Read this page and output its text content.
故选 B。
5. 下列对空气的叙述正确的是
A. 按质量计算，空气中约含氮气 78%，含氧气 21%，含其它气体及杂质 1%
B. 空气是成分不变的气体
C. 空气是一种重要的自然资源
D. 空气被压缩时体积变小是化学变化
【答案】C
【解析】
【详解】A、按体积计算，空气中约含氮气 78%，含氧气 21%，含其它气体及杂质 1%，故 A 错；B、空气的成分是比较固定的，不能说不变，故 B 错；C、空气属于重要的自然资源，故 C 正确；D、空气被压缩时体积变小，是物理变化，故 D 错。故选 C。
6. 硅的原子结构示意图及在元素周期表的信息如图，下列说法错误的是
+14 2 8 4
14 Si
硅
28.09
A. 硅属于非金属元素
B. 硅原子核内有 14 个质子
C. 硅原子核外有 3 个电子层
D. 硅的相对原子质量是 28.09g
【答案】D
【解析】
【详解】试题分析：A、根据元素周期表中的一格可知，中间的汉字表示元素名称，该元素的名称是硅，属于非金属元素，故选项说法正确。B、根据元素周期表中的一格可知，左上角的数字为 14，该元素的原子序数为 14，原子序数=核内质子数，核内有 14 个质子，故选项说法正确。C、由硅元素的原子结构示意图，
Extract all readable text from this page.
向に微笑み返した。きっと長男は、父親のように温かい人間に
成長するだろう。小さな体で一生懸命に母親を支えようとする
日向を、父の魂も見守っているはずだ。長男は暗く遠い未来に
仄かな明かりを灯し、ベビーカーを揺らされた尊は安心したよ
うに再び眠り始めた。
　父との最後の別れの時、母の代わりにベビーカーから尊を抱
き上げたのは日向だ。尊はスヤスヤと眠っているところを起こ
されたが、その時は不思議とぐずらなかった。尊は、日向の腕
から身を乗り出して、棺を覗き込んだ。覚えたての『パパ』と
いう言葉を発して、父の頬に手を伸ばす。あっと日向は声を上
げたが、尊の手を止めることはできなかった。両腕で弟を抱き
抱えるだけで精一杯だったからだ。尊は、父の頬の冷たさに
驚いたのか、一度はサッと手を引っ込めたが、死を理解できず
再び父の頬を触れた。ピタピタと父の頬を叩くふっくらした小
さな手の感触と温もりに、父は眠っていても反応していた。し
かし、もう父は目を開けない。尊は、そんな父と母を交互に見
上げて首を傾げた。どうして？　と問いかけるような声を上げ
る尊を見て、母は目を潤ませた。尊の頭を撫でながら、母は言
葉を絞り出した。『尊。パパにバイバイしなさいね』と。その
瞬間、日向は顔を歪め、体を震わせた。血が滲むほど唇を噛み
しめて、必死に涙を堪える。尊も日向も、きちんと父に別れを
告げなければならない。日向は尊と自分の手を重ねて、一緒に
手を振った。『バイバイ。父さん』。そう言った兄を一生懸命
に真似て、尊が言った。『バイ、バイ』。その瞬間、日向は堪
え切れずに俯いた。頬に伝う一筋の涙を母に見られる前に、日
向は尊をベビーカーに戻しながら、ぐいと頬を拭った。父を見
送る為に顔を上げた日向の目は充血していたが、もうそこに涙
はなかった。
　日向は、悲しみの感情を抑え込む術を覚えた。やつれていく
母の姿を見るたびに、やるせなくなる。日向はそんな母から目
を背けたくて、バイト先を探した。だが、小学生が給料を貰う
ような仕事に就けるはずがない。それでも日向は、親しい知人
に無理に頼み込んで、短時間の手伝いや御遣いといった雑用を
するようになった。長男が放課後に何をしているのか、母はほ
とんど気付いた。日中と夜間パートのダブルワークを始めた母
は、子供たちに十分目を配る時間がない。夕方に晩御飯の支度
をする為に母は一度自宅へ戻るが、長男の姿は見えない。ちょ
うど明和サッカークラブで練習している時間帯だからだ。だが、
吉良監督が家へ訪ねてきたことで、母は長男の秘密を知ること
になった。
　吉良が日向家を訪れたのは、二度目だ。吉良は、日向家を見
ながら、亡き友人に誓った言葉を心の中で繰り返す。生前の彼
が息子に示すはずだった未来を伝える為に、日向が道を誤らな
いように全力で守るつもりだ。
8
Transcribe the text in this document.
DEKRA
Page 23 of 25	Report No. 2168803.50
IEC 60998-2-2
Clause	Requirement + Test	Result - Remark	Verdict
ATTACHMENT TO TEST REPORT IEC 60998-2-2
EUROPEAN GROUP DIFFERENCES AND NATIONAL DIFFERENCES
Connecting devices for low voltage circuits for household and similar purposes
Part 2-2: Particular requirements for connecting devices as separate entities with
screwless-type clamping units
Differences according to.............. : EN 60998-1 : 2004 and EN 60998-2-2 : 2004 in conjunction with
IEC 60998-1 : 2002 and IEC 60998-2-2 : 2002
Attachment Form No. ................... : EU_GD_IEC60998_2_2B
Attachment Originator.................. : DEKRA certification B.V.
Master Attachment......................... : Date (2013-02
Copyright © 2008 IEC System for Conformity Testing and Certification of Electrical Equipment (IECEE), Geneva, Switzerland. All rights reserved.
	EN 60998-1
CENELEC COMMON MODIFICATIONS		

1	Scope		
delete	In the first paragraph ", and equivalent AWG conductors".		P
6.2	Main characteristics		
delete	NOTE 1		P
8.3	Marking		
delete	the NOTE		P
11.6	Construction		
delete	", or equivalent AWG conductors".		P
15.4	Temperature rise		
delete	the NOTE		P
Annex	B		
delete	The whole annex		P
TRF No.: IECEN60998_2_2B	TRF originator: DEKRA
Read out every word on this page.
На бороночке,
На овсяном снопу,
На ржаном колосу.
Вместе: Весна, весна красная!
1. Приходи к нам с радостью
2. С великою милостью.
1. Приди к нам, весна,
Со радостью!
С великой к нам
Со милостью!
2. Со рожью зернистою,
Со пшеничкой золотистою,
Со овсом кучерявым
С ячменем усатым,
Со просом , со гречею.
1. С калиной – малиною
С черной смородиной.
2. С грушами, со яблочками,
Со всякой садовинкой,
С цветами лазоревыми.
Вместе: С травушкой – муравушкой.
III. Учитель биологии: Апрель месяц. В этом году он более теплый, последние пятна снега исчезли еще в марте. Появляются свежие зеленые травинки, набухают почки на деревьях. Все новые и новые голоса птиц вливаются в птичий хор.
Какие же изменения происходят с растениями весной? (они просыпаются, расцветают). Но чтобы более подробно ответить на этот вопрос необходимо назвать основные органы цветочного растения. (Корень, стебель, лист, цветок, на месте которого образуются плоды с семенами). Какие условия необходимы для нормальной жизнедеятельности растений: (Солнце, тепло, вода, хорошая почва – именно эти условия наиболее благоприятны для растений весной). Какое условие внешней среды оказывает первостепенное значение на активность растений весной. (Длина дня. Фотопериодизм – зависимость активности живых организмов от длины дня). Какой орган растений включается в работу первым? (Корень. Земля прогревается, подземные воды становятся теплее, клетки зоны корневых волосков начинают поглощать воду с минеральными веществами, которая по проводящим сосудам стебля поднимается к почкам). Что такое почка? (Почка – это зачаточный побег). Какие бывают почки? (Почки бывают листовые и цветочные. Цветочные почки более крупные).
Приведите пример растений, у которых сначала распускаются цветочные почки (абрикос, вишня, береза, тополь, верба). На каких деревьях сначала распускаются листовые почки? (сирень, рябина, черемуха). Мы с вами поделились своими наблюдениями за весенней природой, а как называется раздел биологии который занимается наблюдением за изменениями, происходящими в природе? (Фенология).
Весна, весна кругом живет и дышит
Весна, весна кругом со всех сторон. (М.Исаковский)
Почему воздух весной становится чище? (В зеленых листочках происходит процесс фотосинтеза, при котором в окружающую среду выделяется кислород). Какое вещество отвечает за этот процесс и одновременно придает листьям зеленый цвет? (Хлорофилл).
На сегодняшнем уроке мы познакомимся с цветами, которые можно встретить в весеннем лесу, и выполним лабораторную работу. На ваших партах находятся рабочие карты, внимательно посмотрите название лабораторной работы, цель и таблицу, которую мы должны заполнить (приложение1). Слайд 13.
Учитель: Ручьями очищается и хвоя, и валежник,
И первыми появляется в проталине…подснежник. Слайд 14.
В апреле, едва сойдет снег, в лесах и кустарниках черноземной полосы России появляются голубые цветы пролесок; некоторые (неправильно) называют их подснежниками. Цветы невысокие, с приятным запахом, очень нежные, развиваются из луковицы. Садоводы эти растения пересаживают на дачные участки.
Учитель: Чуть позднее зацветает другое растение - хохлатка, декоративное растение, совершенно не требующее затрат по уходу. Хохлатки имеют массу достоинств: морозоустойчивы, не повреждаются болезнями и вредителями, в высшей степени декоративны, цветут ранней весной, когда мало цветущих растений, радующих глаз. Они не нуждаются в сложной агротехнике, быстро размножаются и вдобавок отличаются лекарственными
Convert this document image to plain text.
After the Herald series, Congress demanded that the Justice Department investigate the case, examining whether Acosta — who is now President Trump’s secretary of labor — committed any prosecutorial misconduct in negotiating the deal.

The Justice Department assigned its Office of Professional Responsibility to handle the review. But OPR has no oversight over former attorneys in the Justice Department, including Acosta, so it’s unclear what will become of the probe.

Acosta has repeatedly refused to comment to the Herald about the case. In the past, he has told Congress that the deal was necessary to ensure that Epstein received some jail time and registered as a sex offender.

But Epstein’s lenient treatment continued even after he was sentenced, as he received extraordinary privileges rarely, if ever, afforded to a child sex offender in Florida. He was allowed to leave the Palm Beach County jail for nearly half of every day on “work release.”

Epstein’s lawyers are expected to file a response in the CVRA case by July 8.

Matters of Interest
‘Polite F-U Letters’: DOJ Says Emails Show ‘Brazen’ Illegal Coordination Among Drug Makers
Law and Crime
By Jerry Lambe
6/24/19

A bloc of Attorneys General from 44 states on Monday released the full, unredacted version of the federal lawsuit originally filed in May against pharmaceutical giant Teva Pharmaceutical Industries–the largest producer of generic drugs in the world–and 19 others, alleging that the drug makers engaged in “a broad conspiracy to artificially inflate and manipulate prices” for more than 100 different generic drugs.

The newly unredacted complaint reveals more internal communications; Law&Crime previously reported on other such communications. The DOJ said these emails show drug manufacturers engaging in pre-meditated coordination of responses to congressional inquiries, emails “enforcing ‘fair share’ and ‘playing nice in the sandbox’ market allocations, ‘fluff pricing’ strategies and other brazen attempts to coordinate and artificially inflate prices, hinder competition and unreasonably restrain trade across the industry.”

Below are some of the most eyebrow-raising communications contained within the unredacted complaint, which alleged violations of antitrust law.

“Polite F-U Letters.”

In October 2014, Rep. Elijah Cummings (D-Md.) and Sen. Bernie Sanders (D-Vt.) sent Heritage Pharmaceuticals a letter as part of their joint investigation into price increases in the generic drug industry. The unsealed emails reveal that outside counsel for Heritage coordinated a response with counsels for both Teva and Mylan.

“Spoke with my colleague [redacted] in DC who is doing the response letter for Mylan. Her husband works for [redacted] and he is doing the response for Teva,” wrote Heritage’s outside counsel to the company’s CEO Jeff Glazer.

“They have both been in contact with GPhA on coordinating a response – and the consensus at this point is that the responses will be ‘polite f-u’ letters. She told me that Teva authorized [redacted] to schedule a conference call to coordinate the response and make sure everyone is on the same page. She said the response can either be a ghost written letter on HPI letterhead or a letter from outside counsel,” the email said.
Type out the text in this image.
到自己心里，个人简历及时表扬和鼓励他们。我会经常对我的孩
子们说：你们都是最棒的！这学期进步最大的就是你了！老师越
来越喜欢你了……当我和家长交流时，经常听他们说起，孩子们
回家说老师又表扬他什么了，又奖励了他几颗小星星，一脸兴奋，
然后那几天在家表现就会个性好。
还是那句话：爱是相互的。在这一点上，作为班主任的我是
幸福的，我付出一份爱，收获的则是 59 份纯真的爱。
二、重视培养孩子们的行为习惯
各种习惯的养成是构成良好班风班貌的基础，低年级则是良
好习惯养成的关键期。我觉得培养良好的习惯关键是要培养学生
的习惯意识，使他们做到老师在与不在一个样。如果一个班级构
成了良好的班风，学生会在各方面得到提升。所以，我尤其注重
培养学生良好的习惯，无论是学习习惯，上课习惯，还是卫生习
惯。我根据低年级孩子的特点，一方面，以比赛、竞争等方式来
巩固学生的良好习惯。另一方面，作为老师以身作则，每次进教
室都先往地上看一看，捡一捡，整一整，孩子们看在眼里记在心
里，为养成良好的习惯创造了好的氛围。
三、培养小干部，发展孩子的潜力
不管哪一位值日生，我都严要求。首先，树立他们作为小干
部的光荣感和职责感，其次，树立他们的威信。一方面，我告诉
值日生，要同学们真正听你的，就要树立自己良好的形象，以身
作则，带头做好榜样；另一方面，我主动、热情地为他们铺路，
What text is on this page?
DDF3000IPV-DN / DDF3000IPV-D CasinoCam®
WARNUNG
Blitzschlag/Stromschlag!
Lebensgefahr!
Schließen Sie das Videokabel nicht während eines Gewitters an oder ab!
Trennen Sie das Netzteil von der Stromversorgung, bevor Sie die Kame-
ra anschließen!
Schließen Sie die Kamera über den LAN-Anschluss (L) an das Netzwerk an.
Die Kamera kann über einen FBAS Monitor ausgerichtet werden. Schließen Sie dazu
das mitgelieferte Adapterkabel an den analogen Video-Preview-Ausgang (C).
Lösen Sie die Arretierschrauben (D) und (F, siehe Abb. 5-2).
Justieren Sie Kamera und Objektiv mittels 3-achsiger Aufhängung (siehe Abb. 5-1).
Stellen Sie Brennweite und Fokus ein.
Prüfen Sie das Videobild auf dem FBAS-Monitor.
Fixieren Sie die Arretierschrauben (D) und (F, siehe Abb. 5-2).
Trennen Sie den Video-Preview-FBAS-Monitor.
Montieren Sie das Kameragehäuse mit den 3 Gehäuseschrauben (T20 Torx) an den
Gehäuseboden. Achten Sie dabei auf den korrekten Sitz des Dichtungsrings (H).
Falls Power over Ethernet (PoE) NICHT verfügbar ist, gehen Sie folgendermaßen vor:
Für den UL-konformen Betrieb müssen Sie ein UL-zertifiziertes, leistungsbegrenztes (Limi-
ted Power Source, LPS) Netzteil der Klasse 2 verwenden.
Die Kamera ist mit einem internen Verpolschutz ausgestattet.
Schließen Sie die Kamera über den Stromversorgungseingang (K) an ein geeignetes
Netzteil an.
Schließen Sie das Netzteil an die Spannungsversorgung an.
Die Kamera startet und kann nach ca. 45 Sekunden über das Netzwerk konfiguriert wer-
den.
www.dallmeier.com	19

---

▶ [Short task] Locate the lines above that contain "image" and copy them.

▶ [Response to the task]
Convert this document image to plain text.
Type out the text in this image.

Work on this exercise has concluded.